▶ **Stated problem**:
Transcribe every entry word for word, leaving out all images.

▶ **Exercise data**:
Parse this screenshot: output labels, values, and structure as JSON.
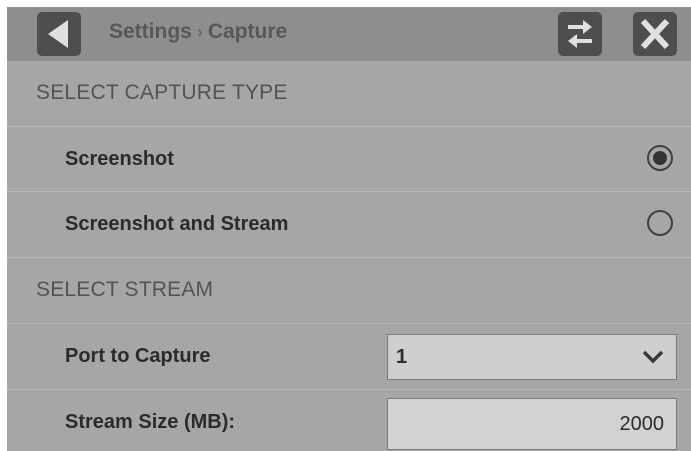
{
  "header": {
    "breadcrumb_parent": "Settings",
    "breadcrumb_separator": "›",
    "breadcrumb_current": "Capture",
    "back_icon": "back-triangle-icon",
    "swap_icon": "swap-arrows-icon",
    "close_icon": "close-x-icon"
  },
  "capture_type": {
    "section_title": "SELECT CAPTURE TYPE",
    "options": [
      {
        "label": "Screenshot",
        "selected": true
      },
      {
        "label": "Screenshot and Stream",
        "selected": false
      }
    ]
  },
  "stream": {
    "section_title": "SELECT STREAM",
    "port_label": "Port to Capture",
    "port_value": "1",
    "size_label": "Stream Size (MB):",
    "size_value": "2000"
  },
  "colors": {
    "panel": "#a6a6a6",
    "header": "#8e8e8e",
    "button": "#4e4e4e"
  }
}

▶ **The output**:
Parse this screenshot: output labels, values, and structure as JSON.
{
  "header": {
    "breadcrumb_parent": "Settings",
    "breadcrumb_separator": "›",
    "breadcrumb_current": "Capture",
    "back_icon": "back-triangle-icon",
    "swap_icon": "swap-arrows-icon",
    "close_icon": "close-x-icon"
  },
  "capture_type": {
    "section_title": "SELECT CAPTURE TYPE",
    "options": [
      {
        "label": "Screenshot",
        "selected": true
      },
      {
        "label": "Screenshot and Stream",
        "selected": false
      }
    ]
  },
  "stream": {
    "section_title": "SELECT STREAM",
    "port_label": "Port to Capture",
    "port_value": "1",
    "size_label": "Stream Size (MB):",
    "size_value": "2000"
  },
  "colors": {
    "panel": "#a6a6a6",
    "header": "#8e8e8e",
    "button": "#4e4e4e"
  }
}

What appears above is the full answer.